### Exercise directions
Write out all records as given; omit images.

### Items from a data source

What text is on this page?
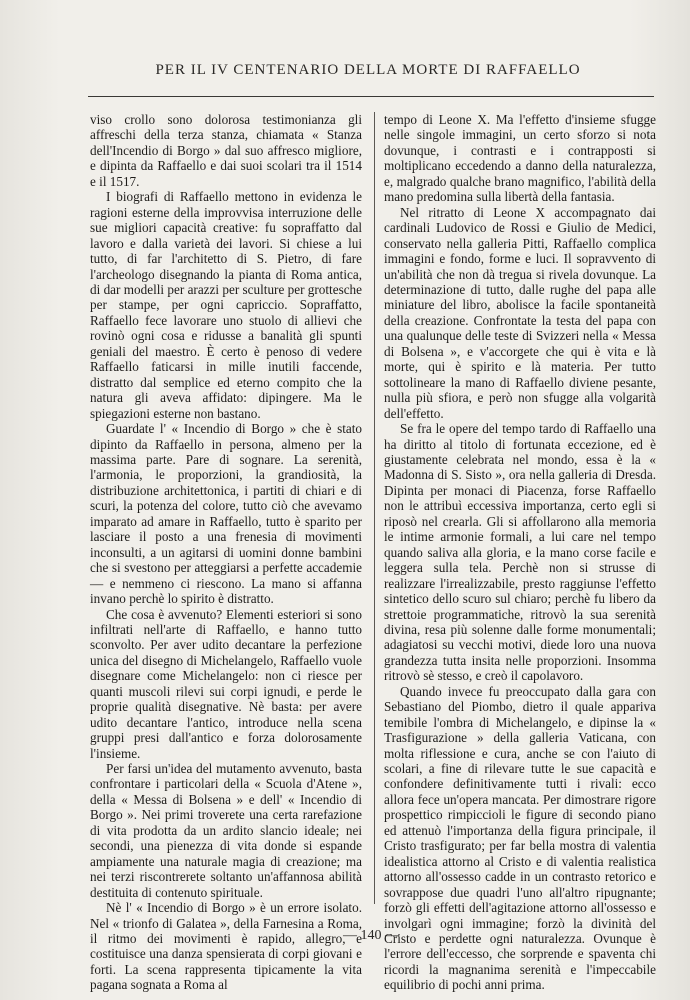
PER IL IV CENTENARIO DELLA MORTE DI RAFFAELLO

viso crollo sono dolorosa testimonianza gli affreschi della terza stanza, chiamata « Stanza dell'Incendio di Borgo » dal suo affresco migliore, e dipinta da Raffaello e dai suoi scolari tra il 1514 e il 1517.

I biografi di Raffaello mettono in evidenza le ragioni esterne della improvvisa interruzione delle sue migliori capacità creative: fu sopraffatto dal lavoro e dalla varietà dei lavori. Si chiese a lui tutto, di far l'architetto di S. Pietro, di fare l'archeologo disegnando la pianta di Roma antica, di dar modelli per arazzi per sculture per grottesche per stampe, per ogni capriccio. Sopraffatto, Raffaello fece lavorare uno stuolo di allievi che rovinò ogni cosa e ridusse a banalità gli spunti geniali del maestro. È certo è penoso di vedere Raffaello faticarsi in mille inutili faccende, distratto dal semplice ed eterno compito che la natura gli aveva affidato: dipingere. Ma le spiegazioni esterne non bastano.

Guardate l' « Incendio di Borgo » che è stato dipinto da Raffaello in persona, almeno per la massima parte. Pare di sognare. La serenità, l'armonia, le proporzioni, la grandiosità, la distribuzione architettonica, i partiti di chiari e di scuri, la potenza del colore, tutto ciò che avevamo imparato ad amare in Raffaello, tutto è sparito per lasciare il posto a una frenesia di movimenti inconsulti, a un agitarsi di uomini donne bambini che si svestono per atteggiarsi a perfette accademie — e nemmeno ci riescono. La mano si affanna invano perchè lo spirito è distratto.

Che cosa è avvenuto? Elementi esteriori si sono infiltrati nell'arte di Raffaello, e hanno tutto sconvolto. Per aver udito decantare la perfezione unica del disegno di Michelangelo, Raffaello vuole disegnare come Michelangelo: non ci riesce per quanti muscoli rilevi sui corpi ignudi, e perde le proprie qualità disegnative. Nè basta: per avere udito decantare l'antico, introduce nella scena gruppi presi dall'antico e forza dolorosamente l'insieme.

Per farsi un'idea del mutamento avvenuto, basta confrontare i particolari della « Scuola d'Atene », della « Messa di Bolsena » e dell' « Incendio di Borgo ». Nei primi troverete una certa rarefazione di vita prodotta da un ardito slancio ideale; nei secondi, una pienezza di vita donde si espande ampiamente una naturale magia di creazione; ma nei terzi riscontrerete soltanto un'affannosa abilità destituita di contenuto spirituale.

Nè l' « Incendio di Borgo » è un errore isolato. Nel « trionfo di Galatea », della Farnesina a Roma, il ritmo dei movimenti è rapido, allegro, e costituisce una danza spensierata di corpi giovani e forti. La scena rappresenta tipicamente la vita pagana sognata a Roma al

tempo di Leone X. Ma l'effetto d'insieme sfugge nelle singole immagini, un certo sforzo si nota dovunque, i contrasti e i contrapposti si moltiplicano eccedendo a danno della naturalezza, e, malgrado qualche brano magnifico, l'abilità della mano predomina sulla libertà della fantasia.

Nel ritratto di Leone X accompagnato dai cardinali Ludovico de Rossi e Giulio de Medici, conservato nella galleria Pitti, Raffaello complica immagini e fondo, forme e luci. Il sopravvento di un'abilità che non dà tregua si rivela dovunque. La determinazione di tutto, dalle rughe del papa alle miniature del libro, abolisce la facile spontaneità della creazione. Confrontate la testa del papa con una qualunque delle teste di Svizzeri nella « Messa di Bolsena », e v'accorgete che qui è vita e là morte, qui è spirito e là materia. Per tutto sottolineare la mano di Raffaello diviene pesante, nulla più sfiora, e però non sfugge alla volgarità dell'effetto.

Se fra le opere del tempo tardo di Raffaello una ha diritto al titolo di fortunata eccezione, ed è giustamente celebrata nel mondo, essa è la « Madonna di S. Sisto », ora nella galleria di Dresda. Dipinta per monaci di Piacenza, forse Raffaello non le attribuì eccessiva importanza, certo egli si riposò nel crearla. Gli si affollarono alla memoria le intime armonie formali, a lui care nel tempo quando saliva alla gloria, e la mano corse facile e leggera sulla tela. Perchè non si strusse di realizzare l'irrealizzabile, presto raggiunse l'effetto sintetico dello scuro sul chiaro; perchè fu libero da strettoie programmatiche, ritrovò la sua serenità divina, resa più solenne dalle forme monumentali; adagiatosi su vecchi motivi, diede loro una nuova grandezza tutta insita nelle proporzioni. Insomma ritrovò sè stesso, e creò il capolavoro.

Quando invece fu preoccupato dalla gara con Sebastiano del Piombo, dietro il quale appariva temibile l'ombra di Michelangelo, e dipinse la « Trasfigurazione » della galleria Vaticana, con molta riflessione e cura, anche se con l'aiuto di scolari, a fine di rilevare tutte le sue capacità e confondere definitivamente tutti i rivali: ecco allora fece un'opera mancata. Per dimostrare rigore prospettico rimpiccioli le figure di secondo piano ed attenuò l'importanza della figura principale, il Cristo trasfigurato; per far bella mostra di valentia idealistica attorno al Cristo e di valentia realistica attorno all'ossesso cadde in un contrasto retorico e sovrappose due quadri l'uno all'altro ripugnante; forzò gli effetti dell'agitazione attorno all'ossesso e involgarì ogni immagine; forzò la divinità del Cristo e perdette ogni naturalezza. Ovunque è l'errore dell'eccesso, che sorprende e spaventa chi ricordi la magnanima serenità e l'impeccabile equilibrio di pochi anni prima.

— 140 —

### Reply to the task
What text is on this page?
PER IL IV CENTENARIO DELLA MORTE DI RAFFAELLO

viso crollo sono dolorosa testimonianza gli affreschi della terza stanza, chiamata « Stanza dell'Incendio di Borgo » dal suo affresco migliore, e dipinta da Raffaello e dai suoi scolari tra il 1514 e il 1517.

I biografi di Raffaello mettono in evidenza le ragioni esterne della improvvisa interruzione delle sue migliori capacità creative: fu sopraffatto dal lavoro e dalla varietà dei lavori. Si chiese a lui tutto, di far l'architetto di S. Pietro, di fare l'archeologo disegnando la pianta di Roma antica, di dar modelli per arazzi per sculture per grottesche per stampe, per ogni capriccio. Sopraffatto, Raffaello fece lavorare uno stuolo di allievi che rovinò ogni cosa e ridusse a banalità gli spunti geniali del maestro. È certo è penoso di vedere Raffaello faticarsi in mille inutili faccende, distratto dal semplice ed eterno compito che la natura gli aveva affidato: dipingere. Ma le spiegazioni esterne non bastano.

Guardate l' « Incendio di Borgo » che è stato dipinto da Raffaello in persona, almeno per la massima parte. Pare di sognare. La serenità, l'armonia, le proporzioni, la grandiosità, la distribuzione architettonica, i partiti di chiari e di scuri, la potenza del colore, tutto ciò che avevamo imparato ad amare in Raffaello, tutto è sparito per lasciare il posto a una frenesia di movimenti inconsulti, a un agitarsi di uomini donne bambini che si svestono per atteggiarsi a perfette accademie — e nemmeno ci riescono. La mano si affanna invano perchè lo spirito è distratto.

Che cosa è avvenuto? Elementi esteriori si sono infiltrati nell'arte di Raffaello, e hanno tutto sconvolto. Per aver udito decantare la perfezione unica del disegno di Michelangelo, Raffaello vuole disegnare come Michelangelo: non ci riesce per quanti muscoli rilevi sui corpi ignudi, e perde le proprie qualità disegnative. Nè basta: per avere udito decantare l'antico, introduce nella scena gruppi presi dall'antico e forza dolorosamente l'insieme.

Per farsi un'idea del mutamento avvenuto, basta confrontare i particolari della « Scuola d'Atene », della « Messa di Bolsena » e dell' « Incendio di Borgo ». Nei primi troverete una certa rarefazione di vita prodotta da un ardito slancio ideale; nei secondi, una pienezza di vita donde si espande ampiamente una naturale magia di creazione; ma nei terzi riscontrerete soltanto un'affannosa abilità destituita di contenuto spirituale.

Nè l' « Incendio di Borgo » è un errore isolato. Nel « trionfo di Galatea », della Farnesina a Roma, il ritmo dei movimenti è rapido, allegro, e costituisce una danza spensierata di corpi giovani e forti. La scena rappresenta tipicamente la vita pagana sognata a Roma al

tempo di Leone X. Ma l'effetto d'insieme sfugge nelle singole immagini, un certo sforzo si nota dovunque, i contrasti e i contrapposti si moltiplicano eccedendo a danno della naturalezza, e, malgrado qualche brano magnifico, l'abilità della mano predomina sulla libertà della fantasia.

Nel ritratto di Leone X accompagnato dai cardinali Ludovico de Rossi e Giulio de Medici, conservato nella galleria Pitti, Raffaello complica immagini e fondo, forme e luci. Il sopravvento di un'abilità che non dà tregua si rivela dovunque. La determinazione di tutto, dalle rughe del papa alle miniature del libro, abolisce la facile spontaneità della creazione. Confrontate la testa del papa con una qualunque delle teste di Svizzeri nella « Messa di Bolsena », e v'accorgete che qui è vita e là morte, qui è spirito e là materia. Per tutto sottolineare la mano di Raffaello diviene pesante, nulla più sfiora, e però non sfugge alla volgarità dell'effetto.

Se fra le opere del tempo tardo di Raffaello una ha diritto al titolo di fortunata eccezione, ed è giustamente celebrata nel mondo, essa è la « Madonna di S. Sisto », ora nella galleria di Dresda. Dipinta per monaci di Piacenza, forse Raffaello non le attribuì eccessiva importanza, certo egli si riposò nel crearla. Gli si affollarono alla memoria le intime armonie formali, a lui care nel tempo quando saliva alla gloria, e la mano corse facile e leggera sulla tela. Perchè non si strusse di realizzare l'irrealizzabile, presto raggiunse l'effetto sintetico dello scuro sul chiaro; perchè fu libero da strettoie programmatiche, ritrovò la sua serenità divina, resa più solenne dalle forme monumentali; adagiatosi su vecchi motivi, diede loro una nuova grandezza tutta insita nelle proporzioni. Insomma ritrovò sè stesso, e creò il capolavoro.

Quando invece fu preoccupato dalla gara con Sebastiano del Piombo, dietro il quale appariva temibile l'ombra di Michelangelo, e dipinse la « Trasfigurazione » della galleria Vaticana, con molta riflessione e cura, anche se con l'aiuto di scolari, a fine di rilevare tutte le sue capacità e confondere definitivamente tutti i rivali: ecco allora fece un'opera mancata. Per dimostrare rigore prospettico rimpiccioli le figure di secondo piano ed attenuò l'importanza della figura principale, il Cristo trasfigurato; per far bella mostra di valentia idealistica attorno al Cristo e di valentia realistica attorno all'ossesso cadde in un contrasto retorico e sovrappose due quadri l'uno all'altro ripugnante; forzò gli effetti dell'agitazione attorno all'ossesso e involgarì ogni immagine; forzò la divinità del Cristo e perdette ogni naturalezza. Ovunque è l'errore dell'eccesso, che sorprende e spaventa chi ricordi la magnanima serenità e l'impeccabile equilibrio di pochi anni prima.

— 140 —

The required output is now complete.